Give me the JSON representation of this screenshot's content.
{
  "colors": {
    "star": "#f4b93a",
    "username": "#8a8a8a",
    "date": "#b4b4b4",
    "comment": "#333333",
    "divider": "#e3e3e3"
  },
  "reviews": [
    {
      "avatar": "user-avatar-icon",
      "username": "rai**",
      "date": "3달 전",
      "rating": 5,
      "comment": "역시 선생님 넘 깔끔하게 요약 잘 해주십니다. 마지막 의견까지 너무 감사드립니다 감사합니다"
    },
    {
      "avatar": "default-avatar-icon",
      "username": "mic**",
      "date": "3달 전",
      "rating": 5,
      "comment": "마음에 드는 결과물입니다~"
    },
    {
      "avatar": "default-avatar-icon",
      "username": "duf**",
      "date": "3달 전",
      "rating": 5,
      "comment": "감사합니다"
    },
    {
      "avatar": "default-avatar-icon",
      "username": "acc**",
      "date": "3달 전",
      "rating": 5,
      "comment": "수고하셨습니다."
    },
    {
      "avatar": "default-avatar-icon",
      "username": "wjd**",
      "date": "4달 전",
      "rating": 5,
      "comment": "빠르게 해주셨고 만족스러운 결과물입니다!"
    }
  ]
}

◇ ◇ ◇ ◇

#### WHAT YOU ARE ASKED TO DO
Tally the lines in the records above that contain the word "comment", and give only that number.

#### TASK OUTPUT
6